++++ RECORDS SUPPLIED

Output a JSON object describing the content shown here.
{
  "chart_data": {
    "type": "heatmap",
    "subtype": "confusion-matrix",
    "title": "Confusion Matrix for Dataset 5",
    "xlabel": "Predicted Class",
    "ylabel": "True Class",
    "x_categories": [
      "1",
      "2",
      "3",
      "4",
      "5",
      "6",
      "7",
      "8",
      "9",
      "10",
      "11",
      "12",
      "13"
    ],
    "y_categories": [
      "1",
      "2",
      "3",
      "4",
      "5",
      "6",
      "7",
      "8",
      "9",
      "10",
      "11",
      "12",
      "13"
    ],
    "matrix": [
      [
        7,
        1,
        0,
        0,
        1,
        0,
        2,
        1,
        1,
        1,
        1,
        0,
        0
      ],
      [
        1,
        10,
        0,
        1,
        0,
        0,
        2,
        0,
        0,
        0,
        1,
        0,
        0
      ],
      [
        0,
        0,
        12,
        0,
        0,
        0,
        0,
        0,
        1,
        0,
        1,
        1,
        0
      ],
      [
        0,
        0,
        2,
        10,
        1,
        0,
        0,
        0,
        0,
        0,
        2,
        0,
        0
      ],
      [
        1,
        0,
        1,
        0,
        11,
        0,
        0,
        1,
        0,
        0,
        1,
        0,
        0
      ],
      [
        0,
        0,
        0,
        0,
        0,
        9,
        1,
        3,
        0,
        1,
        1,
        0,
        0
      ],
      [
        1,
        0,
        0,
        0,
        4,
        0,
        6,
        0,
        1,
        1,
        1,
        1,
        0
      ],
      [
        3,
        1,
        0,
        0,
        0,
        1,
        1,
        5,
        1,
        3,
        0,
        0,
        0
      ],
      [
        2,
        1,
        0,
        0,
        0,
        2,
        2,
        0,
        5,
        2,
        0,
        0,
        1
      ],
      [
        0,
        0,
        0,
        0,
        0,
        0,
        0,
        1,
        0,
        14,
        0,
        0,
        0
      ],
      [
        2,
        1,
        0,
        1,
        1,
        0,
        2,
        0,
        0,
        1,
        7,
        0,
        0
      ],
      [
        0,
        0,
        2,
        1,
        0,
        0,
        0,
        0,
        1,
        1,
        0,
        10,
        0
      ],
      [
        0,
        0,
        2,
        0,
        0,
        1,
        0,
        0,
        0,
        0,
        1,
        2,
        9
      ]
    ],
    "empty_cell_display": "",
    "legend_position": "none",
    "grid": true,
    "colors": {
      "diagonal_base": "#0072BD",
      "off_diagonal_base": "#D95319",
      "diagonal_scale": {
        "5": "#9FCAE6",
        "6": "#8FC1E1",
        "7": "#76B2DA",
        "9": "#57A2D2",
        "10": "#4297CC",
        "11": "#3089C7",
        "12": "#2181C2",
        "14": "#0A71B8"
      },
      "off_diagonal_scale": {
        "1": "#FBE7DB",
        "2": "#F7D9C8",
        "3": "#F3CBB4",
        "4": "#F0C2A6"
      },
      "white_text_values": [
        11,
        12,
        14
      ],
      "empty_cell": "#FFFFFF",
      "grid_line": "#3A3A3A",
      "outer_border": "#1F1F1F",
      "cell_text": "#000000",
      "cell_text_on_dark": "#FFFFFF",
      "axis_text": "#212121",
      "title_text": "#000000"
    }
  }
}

++++++++

■ **EXERCISE DETAILS**: Extract every record. Keep wording exact.

■ **WRITTEN ANSWER**:
Output a JSON object describing the content shown here.
{
  "chart_data": {
    "type": "heatmap",
    "subtype": "confusion-matrix",
    "title": "Confusion Matrix for Dataset 5",
    "xlabel": "Predicted Class",
    "ylabel": "True Class",
    "x_categories": [
      "1",
      "2",
      "3",
      "4",
      "5",
      "6",
      "7",
      "8",
      "9",
      "10",
      "11",
      "12",
      "13"
    ],
    "y_categories": [
      "1",
      "2",
      "3",
      "4",
      "5",
      "6",
      "7",
      "8",
      "9",
      "10",
      "11",
      "12",
      "13"
    ],
    "matrix": [
      [
        7,
        1,
        0,
        0,
        1,
        0,
        2,
        1,
        1,
        1,
        1,
        0,
        0
      ],
      [
        1,
        10,
        0,
        1,
        0,
        0,
        2,
        0,
        0,
        0,
        1,
        0,
        0
      ],
      [
        0,
        0,
        12,
        0,
        0,
        0,
        0,
        0,
        1,
        0,
        1,
        1,
        0
      ],
      [
        0,
        0,
        2,
        10,
        1,
        0,
        0,
        0,
        0,
        0,
        2,
        0,
        0
      ],
      [
        1,
        0,
        1,
        0,
        11,
        0,
        0,
        1,
        0,
        0,
        1,
        0,
        0
      ],
      [
        0,
        0,
        0,
        0,
        0,
        9,
        1,
        3,
        0,
        1,
        1,
        0,
        0
      ],
      [
        1,
        0,
        0,
        0,
        4,
        0,
        6,
        0,
        1,
        1,
        1,
        1,
        0
      ],
      [
        3,
        1,
        0,
        0,
        0,
        1,
        1,
        5,
        1,
        3,
        0,
        0,
        0
      ],
      [
        2,
        1,
        0,
        0,
        0,
        2,
        2,
        0,
        5,
        2,
        0,
        0,
        1
      ],
      [
        0,
        0,
        0,
        0,
        0,
        0,
        0,
        1,
        0,
        14,
        0,
        0,
        0
      ],
      [
        2,
        1,
        0,
        1,
        1,
        0,
        2,
        0,
        0,
        1,
        7,
        0,
        0
      ],
      [
        0,
        0,
        2,
        1,
        0,
        0,
        0,
        0,
        1,
        1,
        0,
        10,
        0
      ],
      [
        0,
        0,
        2,
        0,
        0,
        1,
        0,
        0,
        0,
        0,
        1,
        2,
        9
      ]
    ],
    "empty_cell_display": "",
    "legend_position": "none",
    "grid": true,
    "colors": {
      "diagonal_base": "#0072BD",
      "off_diagonal_base": "#D95319",
      "diagonal_scale": {
        "5": "#9FCAE6",
        "6": "#8FC1E1",
        "7": "#76B2DA",
        "9": "#57A2D2",
        "10": "#4297CC",
        "11": "#3089C7",
        "12": "#2181C2",
        "14": "#0A71B8"
      },
      "off_diagonal_scale": {
        "1": "#FBE7DB",
        "2": "#F7D9C8",
        "3": "#F3CBB4",
        "4": "#F0C2A6"
      },
      "white_text_values": [
        11,
        12,
        14
      ],
      "empty_cell": "#FFFFFF",
      "grid_line": "#3A3A3A",
      "outer_border": "#1F1F1F",
      "cell_text": "#000000",
      "cell_text_on_dark": "#FFFFFF",
      "axis_text": "#212121",
      "title_text": "#000000"
    }
  }
}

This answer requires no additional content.